[Start Stored rows]
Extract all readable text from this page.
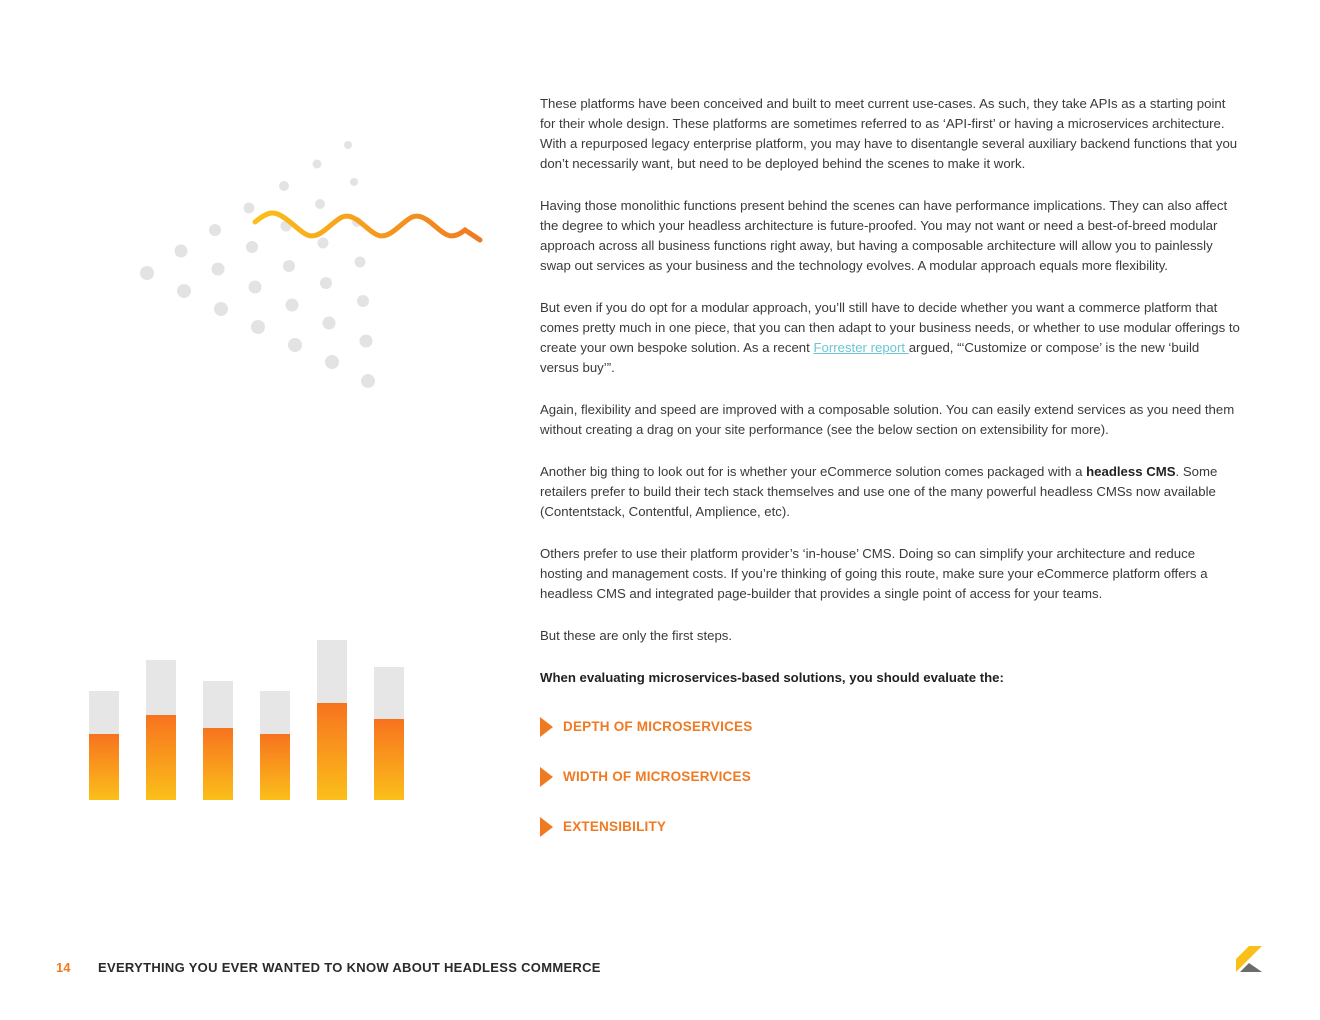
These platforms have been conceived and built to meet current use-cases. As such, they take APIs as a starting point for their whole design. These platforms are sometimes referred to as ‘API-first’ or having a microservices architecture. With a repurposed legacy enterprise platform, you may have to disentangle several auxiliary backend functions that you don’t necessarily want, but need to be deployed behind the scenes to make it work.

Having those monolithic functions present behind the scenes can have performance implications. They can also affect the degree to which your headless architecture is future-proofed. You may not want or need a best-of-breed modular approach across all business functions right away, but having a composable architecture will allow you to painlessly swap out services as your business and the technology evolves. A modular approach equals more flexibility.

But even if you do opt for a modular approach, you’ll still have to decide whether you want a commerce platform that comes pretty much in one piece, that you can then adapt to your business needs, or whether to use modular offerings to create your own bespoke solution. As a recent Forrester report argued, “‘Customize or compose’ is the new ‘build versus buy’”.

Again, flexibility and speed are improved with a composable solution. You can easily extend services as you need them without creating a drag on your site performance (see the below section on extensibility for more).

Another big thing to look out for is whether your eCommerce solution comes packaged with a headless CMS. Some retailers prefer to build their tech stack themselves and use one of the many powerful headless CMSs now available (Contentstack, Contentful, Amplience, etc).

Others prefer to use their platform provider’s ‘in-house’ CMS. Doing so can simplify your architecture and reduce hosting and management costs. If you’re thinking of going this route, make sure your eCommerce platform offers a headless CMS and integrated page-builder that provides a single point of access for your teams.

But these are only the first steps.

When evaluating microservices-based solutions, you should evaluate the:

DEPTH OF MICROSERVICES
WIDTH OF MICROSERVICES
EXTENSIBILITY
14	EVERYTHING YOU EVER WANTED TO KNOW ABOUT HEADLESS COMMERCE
[End Stored rows]
§ Exercise description
In your copy, leave out the pictures and reproduce the material above exactly.

§ Written answer
Extract all readable text from this page.
These platforms have been conceived and built to meet current use-cases. As such, they take APIs as a starting point for their whole design. These platforms are sometimes referred to as ‘API-first’ or having a microservices architecture. With a repurposed legacy enterprise platform, you may have to disentangle several auxiliary backend functions that you don’t necessarily want, but need to be deployed behind the scenes to make it work.

Having those monolithic functions present behind the scenes can have performance implications. They can also affect the degree to which your headless architecture is future-proofed. You may not want or need a best-of-breed modular approach across all business functions right away, but having a composable architecture will allow you to painlessly swap out services as your business and the technology evolves. A modular approach equals more flexibility.

But even if you do opt for a modular approach, you’ll still have to decide whether you want a commerce platform that comes pretty much in one piece, that you can then adapt to your business needs, or whether to use modular offerings to create your own bespoke solution. As a recent Forrester report argued, “‘Customize or compose’ is the new ‘build versus buy’”.

Again, flexibility and speed are improved with a composable solution. You can easily extend services as you need them without creating a drag on your site performance (see the below section on extensibility for more).

Another big thing to look out for is whether your eCommerce solution comes packaged with a headless CMS. Some retailers prefer to build their tech stack themselves and use one of the many powerful headless CMSs now available (Contentstack, Contentful, Amplience, etc).

Others prefer to use their platform provider’s ‘in-house’ CMS. Doing so can simplify your architecture and reduce hosting and management costs. If you’re thinking of going this route, make sure your eCommerce platform offers a headless CMS and integrated page-builder that provides a single point of access for your teams.

But these are only the first steps.

When evaluating microservices-based solutions, you should evaluate the:

DEPTH OF MICROSERVICES
WIDTH OF MICROSERVICES
EXTENSIBILITY
14	EVERYTHING YOU EVER WANTED TO KNOW ABOUT HEADLESS COMMERCE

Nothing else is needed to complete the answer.